● THE TASK
Pull every line of the entries that has the word "Common".

[Structured figure records]

-- -- --

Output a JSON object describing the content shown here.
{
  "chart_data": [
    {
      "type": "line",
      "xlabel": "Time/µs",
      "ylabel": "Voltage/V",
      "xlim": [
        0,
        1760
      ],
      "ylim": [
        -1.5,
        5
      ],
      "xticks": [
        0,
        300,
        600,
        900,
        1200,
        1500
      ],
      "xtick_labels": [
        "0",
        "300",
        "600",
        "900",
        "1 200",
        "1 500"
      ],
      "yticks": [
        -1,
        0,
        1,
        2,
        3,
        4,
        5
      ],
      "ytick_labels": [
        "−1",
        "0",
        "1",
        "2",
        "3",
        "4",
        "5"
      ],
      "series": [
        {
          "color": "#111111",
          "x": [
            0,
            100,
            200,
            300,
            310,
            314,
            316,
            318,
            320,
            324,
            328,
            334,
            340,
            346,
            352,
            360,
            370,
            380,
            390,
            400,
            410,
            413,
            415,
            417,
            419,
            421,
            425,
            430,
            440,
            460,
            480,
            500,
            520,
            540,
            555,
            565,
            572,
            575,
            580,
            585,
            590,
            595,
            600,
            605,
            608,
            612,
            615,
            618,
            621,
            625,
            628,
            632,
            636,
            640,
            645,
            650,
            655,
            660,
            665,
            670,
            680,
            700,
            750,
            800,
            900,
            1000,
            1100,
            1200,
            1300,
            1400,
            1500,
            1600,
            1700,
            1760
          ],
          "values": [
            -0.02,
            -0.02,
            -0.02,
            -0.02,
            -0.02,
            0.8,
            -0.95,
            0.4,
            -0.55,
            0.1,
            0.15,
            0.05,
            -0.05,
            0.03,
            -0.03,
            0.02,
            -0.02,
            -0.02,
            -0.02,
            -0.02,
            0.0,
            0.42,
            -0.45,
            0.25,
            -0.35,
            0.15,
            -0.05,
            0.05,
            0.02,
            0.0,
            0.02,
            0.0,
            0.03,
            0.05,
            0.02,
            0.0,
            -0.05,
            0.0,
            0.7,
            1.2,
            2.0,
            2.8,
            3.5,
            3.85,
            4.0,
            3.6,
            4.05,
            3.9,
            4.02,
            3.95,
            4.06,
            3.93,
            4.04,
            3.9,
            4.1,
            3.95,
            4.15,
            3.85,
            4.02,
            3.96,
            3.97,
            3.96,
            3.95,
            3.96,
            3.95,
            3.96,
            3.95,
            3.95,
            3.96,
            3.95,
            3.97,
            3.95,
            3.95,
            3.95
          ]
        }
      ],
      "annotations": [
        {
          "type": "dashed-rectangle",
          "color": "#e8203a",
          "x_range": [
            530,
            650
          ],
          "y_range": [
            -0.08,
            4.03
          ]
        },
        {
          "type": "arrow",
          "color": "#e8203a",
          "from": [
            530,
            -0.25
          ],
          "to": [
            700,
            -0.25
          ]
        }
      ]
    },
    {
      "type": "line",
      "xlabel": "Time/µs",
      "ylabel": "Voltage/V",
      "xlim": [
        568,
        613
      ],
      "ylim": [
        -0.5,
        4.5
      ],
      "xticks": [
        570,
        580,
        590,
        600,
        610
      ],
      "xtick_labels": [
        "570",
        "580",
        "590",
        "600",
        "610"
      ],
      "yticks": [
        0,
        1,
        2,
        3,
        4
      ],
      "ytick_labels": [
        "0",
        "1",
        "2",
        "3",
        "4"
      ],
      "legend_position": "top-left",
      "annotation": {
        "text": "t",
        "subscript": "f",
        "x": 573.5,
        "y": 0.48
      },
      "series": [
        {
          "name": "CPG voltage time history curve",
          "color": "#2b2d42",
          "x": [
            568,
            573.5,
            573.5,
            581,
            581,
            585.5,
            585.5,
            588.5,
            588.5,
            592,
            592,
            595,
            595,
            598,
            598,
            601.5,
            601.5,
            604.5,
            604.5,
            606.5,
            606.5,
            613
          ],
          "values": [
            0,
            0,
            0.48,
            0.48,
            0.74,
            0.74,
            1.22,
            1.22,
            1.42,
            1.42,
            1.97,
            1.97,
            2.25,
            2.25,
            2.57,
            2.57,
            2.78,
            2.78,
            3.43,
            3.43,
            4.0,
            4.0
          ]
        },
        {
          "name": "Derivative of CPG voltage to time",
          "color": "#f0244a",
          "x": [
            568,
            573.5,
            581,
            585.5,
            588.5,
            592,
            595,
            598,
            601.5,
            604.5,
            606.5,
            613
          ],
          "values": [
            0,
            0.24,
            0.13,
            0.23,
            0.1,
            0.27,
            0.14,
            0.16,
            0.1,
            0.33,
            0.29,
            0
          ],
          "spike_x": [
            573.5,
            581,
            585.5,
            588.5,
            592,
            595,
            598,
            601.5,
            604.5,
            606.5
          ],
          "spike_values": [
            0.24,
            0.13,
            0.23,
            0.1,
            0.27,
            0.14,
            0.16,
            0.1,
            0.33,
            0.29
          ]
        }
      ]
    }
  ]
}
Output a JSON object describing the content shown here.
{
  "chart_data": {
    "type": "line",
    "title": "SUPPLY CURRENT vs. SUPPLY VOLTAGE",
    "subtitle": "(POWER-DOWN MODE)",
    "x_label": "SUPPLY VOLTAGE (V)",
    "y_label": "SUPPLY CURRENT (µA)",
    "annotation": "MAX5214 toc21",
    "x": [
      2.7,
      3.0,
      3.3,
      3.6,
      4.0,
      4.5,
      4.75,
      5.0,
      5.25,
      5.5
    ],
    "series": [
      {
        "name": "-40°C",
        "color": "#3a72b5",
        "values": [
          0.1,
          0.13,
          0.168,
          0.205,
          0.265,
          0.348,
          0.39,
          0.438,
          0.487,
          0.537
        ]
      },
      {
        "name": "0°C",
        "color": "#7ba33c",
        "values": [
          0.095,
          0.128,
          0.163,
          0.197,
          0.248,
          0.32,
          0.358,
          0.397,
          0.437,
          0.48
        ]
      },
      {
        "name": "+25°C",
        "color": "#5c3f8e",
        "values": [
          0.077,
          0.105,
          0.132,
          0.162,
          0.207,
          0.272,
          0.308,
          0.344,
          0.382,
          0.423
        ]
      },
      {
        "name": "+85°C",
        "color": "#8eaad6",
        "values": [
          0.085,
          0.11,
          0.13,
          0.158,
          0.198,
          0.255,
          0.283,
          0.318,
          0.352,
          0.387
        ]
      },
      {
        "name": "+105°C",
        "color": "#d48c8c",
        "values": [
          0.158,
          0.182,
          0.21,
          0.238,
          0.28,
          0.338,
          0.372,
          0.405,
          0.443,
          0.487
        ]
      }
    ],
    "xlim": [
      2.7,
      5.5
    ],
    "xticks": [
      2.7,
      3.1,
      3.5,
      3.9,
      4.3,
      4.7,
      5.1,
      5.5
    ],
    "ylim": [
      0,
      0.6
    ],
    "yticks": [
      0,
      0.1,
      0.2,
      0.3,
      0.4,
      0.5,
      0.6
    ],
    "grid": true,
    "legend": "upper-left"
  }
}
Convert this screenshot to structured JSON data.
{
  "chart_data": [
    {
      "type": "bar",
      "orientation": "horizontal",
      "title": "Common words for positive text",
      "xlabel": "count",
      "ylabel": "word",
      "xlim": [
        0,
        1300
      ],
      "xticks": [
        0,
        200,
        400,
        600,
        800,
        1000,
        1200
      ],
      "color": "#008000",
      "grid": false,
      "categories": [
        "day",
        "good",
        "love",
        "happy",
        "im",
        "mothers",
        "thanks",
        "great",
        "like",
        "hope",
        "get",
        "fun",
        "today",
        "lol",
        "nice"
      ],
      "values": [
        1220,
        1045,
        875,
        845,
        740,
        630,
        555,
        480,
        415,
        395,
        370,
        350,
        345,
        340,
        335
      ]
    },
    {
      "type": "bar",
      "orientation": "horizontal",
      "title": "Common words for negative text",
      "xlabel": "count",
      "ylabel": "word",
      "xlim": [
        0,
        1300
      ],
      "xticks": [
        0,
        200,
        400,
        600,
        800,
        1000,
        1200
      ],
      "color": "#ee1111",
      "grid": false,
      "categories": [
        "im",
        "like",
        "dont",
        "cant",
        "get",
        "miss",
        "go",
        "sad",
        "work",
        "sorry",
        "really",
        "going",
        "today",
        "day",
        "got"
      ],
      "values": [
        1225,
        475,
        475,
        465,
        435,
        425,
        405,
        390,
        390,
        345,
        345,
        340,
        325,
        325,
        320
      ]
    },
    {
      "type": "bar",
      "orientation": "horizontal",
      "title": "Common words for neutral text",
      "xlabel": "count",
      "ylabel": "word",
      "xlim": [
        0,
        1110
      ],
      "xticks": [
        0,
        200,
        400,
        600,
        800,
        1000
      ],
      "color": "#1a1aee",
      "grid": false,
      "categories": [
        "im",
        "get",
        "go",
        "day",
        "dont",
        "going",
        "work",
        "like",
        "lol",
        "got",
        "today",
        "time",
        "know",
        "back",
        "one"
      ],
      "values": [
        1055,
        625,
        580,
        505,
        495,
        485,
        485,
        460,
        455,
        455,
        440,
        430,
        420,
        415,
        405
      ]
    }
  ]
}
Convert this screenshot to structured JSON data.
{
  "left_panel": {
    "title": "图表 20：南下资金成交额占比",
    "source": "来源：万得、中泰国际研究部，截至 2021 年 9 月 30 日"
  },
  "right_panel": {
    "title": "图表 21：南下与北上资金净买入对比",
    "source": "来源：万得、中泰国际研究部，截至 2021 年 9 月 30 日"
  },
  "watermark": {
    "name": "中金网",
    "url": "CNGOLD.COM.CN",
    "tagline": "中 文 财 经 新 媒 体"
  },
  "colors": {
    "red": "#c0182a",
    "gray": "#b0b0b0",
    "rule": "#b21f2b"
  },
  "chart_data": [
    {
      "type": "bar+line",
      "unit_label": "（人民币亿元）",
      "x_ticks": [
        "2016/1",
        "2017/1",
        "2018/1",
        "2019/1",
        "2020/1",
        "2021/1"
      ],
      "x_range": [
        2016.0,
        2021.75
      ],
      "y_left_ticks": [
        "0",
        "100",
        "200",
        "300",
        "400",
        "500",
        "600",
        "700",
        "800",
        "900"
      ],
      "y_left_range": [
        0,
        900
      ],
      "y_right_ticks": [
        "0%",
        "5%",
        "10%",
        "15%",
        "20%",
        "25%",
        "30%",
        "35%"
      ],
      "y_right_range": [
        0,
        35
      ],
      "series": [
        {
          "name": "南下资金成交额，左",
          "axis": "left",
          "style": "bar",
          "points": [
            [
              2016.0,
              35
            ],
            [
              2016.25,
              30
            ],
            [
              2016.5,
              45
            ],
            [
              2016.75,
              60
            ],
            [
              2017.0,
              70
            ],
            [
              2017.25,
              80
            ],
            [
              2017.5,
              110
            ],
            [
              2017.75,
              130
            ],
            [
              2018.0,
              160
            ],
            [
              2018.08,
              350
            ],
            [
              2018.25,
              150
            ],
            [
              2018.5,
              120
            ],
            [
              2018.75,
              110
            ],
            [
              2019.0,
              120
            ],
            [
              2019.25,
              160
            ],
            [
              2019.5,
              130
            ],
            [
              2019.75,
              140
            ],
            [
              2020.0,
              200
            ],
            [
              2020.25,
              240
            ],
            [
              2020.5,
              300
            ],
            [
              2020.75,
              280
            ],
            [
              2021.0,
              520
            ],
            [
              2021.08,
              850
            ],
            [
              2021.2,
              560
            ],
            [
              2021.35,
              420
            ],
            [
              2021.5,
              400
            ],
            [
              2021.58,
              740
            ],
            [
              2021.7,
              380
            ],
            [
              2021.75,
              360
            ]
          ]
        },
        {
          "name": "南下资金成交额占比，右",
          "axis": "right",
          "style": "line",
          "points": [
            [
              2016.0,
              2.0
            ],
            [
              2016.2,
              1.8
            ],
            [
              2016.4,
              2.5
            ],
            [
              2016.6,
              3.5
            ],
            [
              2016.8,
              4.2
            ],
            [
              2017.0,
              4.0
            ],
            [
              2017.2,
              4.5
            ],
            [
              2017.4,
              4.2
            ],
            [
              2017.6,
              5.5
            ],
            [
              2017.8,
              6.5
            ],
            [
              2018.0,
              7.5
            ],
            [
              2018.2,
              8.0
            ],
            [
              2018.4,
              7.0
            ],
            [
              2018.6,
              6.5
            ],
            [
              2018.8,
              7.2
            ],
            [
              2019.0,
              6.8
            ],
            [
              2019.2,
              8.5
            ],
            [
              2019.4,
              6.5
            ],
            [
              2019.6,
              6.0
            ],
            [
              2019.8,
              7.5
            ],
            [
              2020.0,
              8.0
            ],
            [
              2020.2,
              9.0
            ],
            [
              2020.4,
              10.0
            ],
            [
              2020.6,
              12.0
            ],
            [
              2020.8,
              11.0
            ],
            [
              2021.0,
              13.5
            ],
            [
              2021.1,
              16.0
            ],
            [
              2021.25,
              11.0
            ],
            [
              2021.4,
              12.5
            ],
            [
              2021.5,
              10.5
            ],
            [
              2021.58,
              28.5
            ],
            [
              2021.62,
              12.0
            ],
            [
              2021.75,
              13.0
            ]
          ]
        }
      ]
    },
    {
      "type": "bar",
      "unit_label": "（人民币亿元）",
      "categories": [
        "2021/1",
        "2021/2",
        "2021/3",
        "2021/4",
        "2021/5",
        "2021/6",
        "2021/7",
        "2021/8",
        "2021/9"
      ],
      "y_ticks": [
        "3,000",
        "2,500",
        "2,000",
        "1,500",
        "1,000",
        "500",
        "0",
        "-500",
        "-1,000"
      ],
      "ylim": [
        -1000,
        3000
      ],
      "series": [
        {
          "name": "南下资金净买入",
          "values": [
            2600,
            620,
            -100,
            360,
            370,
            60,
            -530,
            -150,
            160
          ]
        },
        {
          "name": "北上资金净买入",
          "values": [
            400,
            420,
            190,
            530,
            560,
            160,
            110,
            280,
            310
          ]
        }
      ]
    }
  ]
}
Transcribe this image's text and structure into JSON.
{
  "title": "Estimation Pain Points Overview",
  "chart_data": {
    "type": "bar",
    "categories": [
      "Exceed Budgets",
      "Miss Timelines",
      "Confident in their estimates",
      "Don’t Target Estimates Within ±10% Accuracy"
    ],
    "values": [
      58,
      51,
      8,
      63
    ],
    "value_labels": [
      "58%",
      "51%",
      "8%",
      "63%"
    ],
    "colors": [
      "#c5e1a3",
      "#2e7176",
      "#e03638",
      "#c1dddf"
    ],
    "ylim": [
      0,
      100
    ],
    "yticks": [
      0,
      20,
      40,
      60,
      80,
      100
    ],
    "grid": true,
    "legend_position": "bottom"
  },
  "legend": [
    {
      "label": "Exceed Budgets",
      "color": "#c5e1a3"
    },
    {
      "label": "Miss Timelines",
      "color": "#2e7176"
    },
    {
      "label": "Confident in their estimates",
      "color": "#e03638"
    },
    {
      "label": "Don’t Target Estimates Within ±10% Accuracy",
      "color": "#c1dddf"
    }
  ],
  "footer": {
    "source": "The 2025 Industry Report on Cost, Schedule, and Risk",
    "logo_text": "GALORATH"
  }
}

-- -- --

● ANSWER
      "title": "Common words for positive text",
      "title": "Common words for negative text",
      "title": "Common words for neutral text",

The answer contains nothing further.